- INSTRUCTIONS FOR THE TASK: Count every line that holds the string "enrolments", and report the number alone.

** begin DATA TO PROCESS **

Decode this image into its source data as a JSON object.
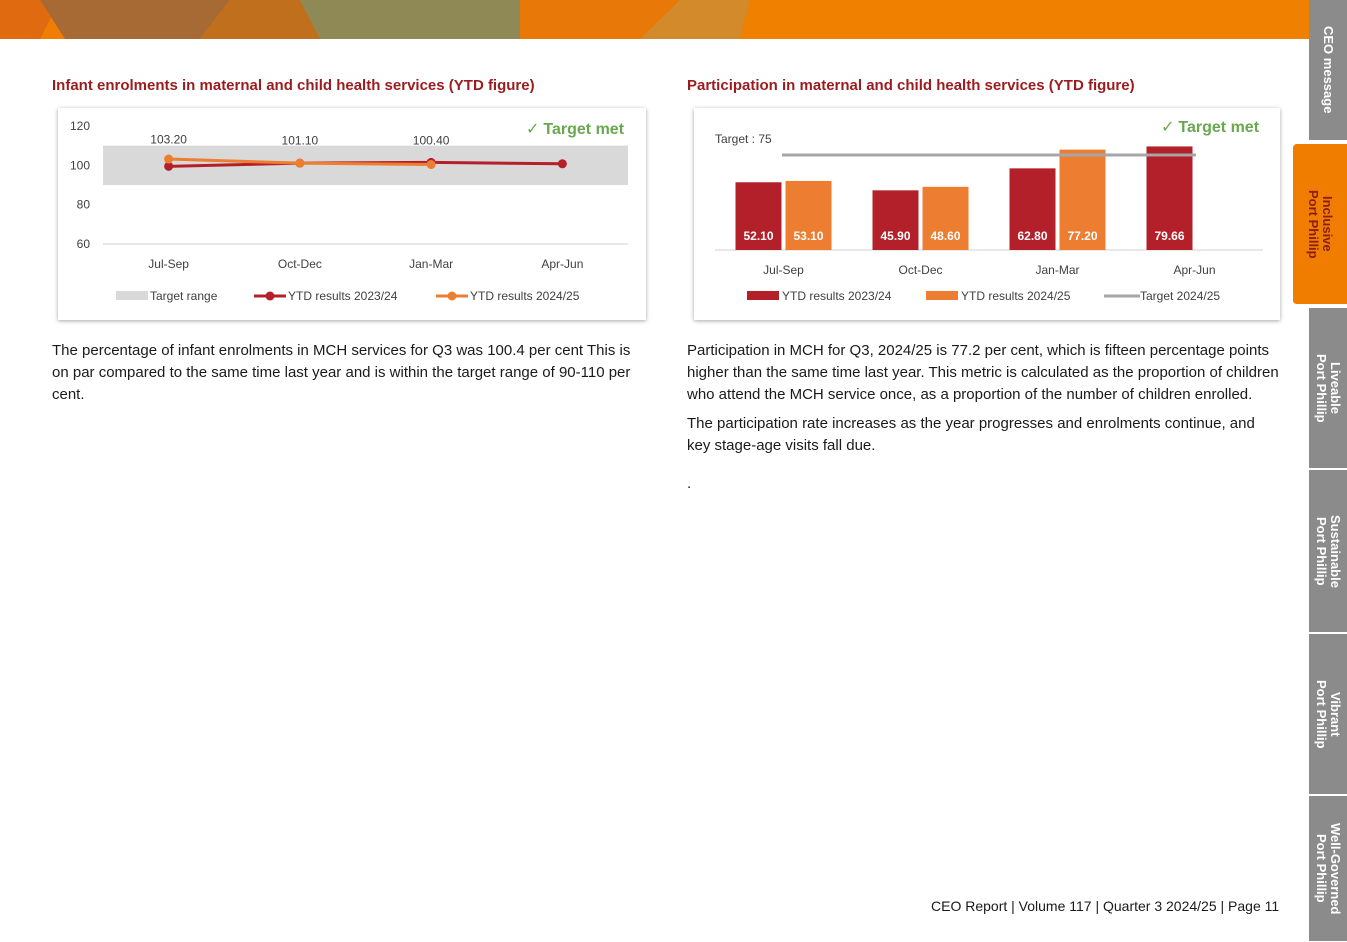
{
  "colors": {
    "brand_orange": "#f07d00",
    "heading_red": "#9b1c1f",
    "series_2023": "#b3202a",
    "series_2024": "#ed7d31",
    "target_range": "#d9d9d9",
    "target_line": "#a6a6a6",
    "target_met_green": "#6aa84f",
    "tab_grey": "#8b8b8b"
  },
  "side_tabs": [
    {
      "label": "CEO message",
      "active": false
    },
    {
      "label": "Inclusive\nPort Phillip",
      "active": true
    },
    {
      "label": "Liveable\nPort Phillip",
      "active": false
    },
    {
      "label": "Sustainable\nPort Phillip",
      "active": false
    },
    {
      "label": "Vibrant\nPort Phillip",
      "active": false
    },
    {
      "label": "Well-Governed\nPort Phillip",
      "active": false
    }
  ],
  "left": {
    "heading": "Infant enrolments in maternal and child health services (YTD figure)",
    "target_met": "Target met",
    "paragraphs": [
      "The percentage of infant enrolments in MCH services for Q3 was 100.4 per cent This is on par compared to the same time last year and is within the target range of 90-110 per cent."
    ]
  },
  "right": {
    "heading": "Participation in maternal and child health services (YTD figure)",
    "target_met": "Target met",
    "target_label": "Target : 75",
    "paragraphs": [
      "Participation in MCH for Q3, 2024/25 is 77.2 per cent, which is fifteen percentage points higher than the same time last year. This metric is calculated as the proportion of children who attend the MCH service once, as a proportion of the number of children enrolled.",
      "The participation rate increases as the year progresses and enrolments continue, and key stage-age visits fall due.",
      "."
    ]
  },
  "footer": "CEO Report | Volume 117  | Quarter 3 2024/25 | Page 11",
  "chart_data": [
    {
      "type": "line",
      "title": "Infant enrolments in maternal and child health services (YTD figure)",
      "categories": [
        "Jul-Sep",
        "Oct-Dec",
        "Jan-Mar",
        "Apr-Jun"
      ],
      "series": [
        {
          "name": "YTD results 2023/24",
          "values": [
            99.5,
            101.1,
            101.5,
            100.8
          ]
        },
        {
          "name": "YTD results 2024/25",
          "values": [
            103.2,
            101.1,
            100.4,
            null
          ]
        }
      ],
      "data_labels": [
        "103.20",
        "101.10",
        "100.40"
      ],
      "target_range": {
        "name": "Target range",
        "min": 90,
        "max": 110
      },
      "ylim": [
        60,
        120
      ],
      "yticks": [
        "120",
        "100",
        "80",
        "60"
      ],
      "legend": [
        "Target range",
        "YTD results 2023/24",
        "YTD results 2024/25"
      ],
      "legend_position": "bottom"
    },
    {
      "type": "bar",
      "title": "Participation in maternal and child health services (YTD figure)",
      "categories": [
        "Jul-Sep",
        "Oct-Dec",
        "Jan-Mar",
        "Apr-Jun"
      ],
      "series": [
        {
          "name": "YTD results 2023/24",
          "values": [
            52.1,
            45.9,
            62.8,
            79.66
          ],
          "labels": [
            "52.10",
            "45.90",
            "62.80",
            "79.66"
          ]
        },
        {
          "name": "YTD results 2024/25",
          "values": [
            53.1,
            48.6,
            77.2,
            null
          ],
          "labels": [
            "53.10",
            "48.60",
            "77.20",
            ""
          ]
        }
      ],
      "target": {
        "name": "Target 2024/25",
        "value": 75
      },
      "ylim": [
        0,
        80
      ],
      "legend": [
        "YTD results 2023/24",
        "YTD results 2024/25",
        "Target 2024/25"
      ],
      "legend_position": "bottom"
    }
  ]
}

** end DATA TO PROCESS **

- RESULT BELOW: 4